_Task data:_
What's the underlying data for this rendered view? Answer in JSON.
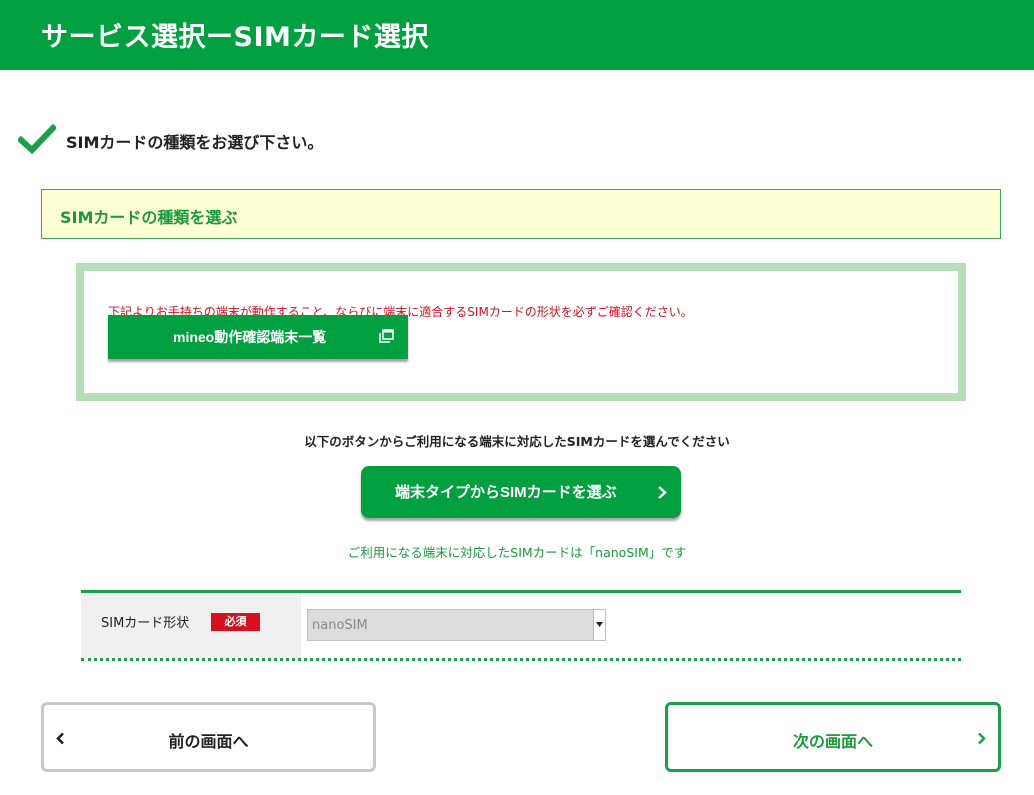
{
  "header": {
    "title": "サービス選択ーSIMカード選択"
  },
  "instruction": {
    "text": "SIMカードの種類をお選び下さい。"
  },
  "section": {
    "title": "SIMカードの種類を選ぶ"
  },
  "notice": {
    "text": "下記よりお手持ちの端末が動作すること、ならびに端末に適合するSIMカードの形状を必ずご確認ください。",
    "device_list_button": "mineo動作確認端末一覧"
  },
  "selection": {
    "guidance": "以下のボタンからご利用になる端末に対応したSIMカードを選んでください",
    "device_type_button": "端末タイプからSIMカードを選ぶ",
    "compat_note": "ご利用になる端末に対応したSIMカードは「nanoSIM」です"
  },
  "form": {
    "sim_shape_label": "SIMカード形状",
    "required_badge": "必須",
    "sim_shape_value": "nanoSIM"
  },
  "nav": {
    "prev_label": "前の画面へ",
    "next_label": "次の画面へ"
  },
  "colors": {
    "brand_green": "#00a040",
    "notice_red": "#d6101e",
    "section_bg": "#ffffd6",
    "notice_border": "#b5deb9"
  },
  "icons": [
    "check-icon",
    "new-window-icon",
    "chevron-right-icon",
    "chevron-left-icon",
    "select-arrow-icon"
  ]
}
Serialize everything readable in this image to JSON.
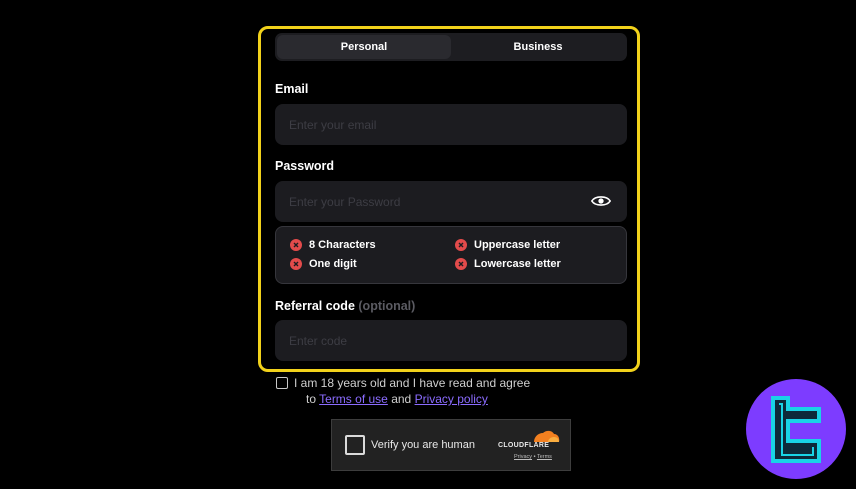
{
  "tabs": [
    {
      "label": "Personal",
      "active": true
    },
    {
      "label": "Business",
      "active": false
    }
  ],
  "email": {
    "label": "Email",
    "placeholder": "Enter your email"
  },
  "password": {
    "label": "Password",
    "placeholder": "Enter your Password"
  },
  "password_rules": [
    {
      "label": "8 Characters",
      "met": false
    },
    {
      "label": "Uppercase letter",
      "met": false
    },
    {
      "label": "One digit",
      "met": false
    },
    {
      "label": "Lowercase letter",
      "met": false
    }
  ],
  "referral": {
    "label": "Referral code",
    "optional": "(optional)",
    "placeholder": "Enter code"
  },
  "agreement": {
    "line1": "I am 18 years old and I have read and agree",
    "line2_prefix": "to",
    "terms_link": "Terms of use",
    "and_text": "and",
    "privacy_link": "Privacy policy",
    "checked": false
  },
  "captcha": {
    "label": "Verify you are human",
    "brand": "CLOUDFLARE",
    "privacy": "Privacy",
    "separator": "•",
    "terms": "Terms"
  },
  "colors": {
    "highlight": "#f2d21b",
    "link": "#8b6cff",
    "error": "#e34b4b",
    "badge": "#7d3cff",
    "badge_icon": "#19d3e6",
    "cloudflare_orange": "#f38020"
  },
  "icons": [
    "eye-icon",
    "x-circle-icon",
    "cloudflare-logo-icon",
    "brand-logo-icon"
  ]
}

_Short task:_ Using the records above, retype everything exactly except the pictures.

_Output for this task:_
What's the underlying data for this rendered view? Answer in JSON.
{
  "header": {
    "title": "サービス選択ーSIMカード選択"
  },
  "instruction": {
    "text": "SIMカードの種類をお選び下さい。"
  },
  "section": {
    "title": "SIMカードの種類を選ぶ"
  },
  "notice": {
    "text": "下記よりお手持ちの端末が動作すること、ならびに端末に適合するSIMカードの形状を必ずご確認ください。",
    "device_list_button": "mineo動作確認端末一覧"
  },
  "selection": {
    "guidance": "以下のボタンからご利用になる端末に対応したSIMカードを選んでください",
    "device_type_button": "端末タイプからSIMカードを選ぶ",
    "compat_note": "ご利用になる端末に対応したSIMカードは「nanoSIM」です"
  },
  "form": {
    "sim_shape_label": "SIMカード形状",
    "required_badge": "必須",
    "sim_shape_value": "nanoSIM"
  },
  "nav": {
    "prev_label": "前の画面へ",
    "next_label": "次の画面へ"
  },
  "colors": {
    "brand_green": "#00a040",
    "notice_red": "#d6101e",
    "section_bg": "#ffffd6",
    "notice_border": "#b5deb9"
  },
  "icons": [
    "check-icon",
    "new-window-icon",
    "chevron-right-icon",
    "chevron-left-icon",
    "select-arrow-icon"
  ]
}
Serialize everything readable in this image to JSON.
{
  "tabs": [
    {
      "label": "Personal",
      "active": true
    },
    {
      "label": "Business",
      "active": false
    }
  ],
  "email": {
    "label": "Email",
    "placeholder": "Enter your email"
  },
  "password": {
    "label": "Password",
    "placeholder": "Enter your Password"
  },
  "password_rules": [
    {
      "label": "8 Characters",
      "met": false
    },
    {
      "label": "Uppercase letter",
      "met": false
    },
    {
      "label": "One digit",
      "met": false
    },
    {
      "label": "Lowercase letter",
      "met": false
    }
  ],
  "referral": {
    "label": "Referral code",
    "optional": "(optional)",
    "placeholder": "Enter code"
  },
  "agreement": {
    "line1": "I am 18 years old and I have read and agree",
    "line2_prefix": "to",
    "terms_link": "Terms of use",
    "and_text": "and",
    "privacy_link": "Privacy policy",
    "checked": false
  },
  "captcha": {
    "label": "Verify you are human",
    "brand": "CLOUDFLARE",
    "privacy": "Privacy",
    "separator": "•",
    "terms": "Terms"
  },
  "colors": {
    "highlight": "#f2d21b",
    "link": "#8b6cff",
    "error": "#e34b4b",
    "badge": "#7d3cff",
    "badge_icon": "#19d3e6",
    "cloudflare_orange": "#f38020"
  },
  "icons": [
    "eye-icon",
    "x-circle-icon",
    "cloudflare-logo-icon",
    "brand-logo-icon"
  ]
}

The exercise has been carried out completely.